Exercise objective:
From the entries that follow, pick out all lines holding "slevou".

[Start Material]

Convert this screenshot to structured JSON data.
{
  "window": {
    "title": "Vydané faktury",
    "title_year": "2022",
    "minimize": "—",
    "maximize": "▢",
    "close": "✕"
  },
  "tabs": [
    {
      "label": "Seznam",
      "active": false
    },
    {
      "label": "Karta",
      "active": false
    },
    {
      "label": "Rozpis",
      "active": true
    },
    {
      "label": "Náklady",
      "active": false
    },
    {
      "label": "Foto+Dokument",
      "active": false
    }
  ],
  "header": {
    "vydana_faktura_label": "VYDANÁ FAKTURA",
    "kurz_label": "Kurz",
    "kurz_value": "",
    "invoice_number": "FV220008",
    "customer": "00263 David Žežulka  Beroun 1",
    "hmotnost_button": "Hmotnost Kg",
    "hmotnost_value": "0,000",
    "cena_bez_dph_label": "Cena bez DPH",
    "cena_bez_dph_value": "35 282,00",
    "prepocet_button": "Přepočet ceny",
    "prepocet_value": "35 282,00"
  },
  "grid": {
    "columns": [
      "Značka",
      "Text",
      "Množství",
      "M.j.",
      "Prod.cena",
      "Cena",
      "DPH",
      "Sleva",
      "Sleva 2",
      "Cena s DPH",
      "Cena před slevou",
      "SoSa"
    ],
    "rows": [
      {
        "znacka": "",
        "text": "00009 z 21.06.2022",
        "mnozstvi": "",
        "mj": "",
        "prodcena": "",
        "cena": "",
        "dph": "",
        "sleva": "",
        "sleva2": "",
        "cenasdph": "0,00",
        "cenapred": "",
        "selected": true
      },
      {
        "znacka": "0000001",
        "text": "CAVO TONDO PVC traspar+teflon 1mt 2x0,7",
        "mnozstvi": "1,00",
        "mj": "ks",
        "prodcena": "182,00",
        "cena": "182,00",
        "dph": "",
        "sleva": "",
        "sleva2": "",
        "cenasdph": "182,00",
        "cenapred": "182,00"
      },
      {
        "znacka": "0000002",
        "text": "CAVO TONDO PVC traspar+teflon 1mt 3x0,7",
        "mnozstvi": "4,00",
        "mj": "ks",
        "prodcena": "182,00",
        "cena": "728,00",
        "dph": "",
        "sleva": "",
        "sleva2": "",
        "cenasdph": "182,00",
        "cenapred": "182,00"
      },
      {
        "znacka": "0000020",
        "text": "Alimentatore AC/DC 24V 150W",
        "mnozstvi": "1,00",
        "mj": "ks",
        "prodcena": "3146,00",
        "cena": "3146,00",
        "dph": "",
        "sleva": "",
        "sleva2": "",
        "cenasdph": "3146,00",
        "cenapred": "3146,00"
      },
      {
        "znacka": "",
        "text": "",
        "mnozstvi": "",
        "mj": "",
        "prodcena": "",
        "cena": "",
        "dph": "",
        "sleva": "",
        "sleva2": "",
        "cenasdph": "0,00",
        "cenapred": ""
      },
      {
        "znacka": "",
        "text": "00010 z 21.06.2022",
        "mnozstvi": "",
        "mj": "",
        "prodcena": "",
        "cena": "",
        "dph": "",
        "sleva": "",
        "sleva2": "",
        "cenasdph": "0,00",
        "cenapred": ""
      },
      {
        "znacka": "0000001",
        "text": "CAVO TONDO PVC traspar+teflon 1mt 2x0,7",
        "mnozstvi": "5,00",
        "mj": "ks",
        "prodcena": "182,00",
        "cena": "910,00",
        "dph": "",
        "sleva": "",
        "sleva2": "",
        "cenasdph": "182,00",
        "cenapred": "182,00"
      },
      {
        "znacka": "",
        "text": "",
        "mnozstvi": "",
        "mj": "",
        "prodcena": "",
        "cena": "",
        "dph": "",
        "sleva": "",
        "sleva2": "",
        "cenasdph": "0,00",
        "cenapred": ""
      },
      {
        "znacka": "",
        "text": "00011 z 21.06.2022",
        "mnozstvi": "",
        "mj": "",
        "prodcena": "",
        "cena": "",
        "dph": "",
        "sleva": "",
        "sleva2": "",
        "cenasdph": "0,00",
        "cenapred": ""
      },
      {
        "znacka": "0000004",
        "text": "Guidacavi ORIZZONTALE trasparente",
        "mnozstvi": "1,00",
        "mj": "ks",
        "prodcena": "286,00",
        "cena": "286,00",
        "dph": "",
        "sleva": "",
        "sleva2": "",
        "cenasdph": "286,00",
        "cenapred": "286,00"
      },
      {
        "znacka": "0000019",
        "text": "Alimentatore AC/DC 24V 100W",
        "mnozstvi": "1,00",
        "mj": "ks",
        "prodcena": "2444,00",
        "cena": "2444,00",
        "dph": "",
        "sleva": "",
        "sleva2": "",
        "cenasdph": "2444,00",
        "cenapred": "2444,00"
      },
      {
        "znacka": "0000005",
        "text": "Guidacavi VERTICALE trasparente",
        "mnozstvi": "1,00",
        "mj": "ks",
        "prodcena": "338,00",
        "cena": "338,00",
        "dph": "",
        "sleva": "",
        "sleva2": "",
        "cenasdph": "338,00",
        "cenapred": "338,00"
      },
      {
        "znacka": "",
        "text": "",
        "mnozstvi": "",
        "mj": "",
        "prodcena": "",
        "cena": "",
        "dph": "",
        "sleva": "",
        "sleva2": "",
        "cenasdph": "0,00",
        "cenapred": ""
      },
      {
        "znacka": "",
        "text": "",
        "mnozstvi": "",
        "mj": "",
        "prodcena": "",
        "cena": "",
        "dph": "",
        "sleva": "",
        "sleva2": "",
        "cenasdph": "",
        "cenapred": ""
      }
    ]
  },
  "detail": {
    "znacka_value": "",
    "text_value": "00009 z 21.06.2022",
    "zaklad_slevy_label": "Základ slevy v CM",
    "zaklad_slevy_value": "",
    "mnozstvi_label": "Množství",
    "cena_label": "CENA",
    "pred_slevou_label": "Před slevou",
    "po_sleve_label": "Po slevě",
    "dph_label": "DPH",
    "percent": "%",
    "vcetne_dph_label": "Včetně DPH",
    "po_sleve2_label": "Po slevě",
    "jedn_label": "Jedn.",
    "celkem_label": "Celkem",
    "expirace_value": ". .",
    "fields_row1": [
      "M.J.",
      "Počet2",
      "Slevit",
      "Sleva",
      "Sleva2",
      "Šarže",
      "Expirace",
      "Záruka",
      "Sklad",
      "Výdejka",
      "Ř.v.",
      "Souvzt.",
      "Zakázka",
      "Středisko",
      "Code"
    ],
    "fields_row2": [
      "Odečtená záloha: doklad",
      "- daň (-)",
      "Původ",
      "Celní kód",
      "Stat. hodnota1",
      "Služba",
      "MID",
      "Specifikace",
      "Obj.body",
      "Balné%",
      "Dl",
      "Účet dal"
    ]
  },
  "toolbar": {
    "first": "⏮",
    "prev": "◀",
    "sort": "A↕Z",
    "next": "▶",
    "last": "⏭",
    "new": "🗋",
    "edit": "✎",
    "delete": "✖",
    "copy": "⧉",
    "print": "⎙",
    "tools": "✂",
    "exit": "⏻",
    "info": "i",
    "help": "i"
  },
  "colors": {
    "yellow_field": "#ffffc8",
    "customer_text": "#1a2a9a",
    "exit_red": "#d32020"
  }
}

[End Material]

Final answer:
      "Cena před slevou",
    "pred_slevou_label": "Před slevou",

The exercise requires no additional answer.